Separate out the lines that hold "frac".

STORED DATA:
————
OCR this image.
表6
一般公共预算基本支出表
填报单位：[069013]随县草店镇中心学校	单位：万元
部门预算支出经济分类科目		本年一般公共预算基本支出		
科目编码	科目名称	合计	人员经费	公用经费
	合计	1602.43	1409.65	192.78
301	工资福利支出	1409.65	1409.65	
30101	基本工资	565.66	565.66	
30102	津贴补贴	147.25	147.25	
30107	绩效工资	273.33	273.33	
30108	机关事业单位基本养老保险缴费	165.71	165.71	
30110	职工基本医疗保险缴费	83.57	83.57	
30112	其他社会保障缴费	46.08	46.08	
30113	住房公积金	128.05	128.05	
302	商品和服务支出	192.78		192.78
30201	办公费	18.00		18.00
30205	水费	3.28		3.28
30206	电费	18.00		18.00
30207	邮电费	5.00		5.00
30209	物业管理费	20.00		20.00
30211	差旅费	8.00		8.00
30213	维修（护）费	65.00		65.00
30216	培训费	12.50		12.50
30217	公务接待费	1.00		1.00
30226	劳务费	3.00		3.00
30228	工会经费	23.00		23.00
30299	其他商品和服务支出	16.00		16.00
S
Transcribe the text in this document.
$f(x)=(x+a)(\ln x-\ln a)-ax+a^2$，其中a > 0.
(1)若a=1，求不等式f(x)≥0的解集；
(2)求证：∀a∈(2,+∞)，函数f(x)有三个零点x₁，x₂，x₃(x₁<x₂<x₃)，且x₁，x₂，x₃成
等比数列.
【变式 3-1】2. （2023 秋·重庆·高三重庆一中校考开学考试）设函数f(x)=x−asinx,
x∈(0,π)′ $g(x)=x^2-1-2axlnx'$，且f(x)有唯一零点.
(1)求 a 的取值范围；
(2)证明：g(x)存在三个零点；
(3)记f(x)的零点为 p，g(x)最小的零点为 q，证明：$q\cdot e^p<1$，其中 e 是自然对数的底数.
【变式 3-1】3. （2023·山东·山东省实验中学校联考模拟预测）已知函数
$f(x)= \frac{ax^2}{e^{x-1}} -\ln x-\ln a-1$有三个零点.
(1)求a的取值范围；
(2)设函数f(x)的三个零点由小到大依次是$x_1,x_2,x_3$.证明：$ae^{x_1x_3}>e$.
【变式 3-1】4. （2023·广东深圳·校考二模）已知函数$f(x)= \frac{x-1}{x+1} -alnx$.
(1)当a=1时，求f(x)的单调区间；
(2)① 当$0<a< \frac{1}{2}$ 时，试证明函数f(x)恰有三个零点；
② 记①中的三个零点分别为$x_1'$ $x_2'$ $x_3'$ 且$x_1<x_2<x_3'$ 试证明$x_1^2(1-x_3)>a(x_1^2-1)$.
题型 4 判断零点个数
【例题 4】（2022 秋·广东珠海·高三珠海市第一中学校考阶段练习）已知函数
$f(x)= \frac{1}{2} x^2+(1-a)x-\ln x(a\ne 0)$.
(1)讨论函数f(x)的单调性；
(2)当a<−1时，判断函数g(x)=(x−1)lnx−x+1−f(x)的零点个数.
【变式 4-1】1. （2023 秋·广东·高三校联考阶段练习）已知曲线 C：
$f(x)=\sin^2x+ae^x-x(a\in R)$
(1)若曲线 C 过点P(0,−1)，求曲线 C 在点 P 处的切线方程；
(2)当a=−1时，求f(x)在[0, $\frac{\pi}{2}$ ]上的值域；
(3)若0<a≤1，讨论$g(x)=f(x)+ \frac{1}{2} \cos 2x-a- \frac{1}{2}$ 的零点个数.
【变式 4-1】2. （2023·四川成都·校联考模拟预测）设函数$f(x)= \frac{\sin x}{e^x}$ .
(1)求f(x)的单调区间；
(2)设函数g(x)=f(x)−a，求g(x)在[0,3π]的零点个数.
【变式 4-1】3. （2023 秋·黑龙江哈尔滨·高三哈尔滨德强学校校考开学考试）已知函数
————
EXERCISE OUTPUT:
$f(x)= \frac{ax^2}{e^{x-1}} -\ln x-\ln a-1$有三个零点.
【变式 3-1】4. （2023·广东深圳·校考二模）已知函数$f(x)= \frac{x-1}{x+1} -alnx$.
(2)① 当$0<a< \frac{1}{2}$ 时，试证明函数f(x)恰有三个零点；
$f(x)= \frac{1}{2} x^2+(1-a)x-\ln x(a\ne 0)$.
(2)当a=−1时，求f(x)在[0, $\frac{\pi}{2}$ ]上的值域；
(3)若0<a≤1，讨论$g(x)=f(x)+ \frac{1}{2} \cos 2x-a- \frac{1}{2}$ 的零点个数.
【变式 4-1】2. （2023·四川成都·校联考模拟预测）设函数$f(x)= \frac{\sin x}{e^x}$ .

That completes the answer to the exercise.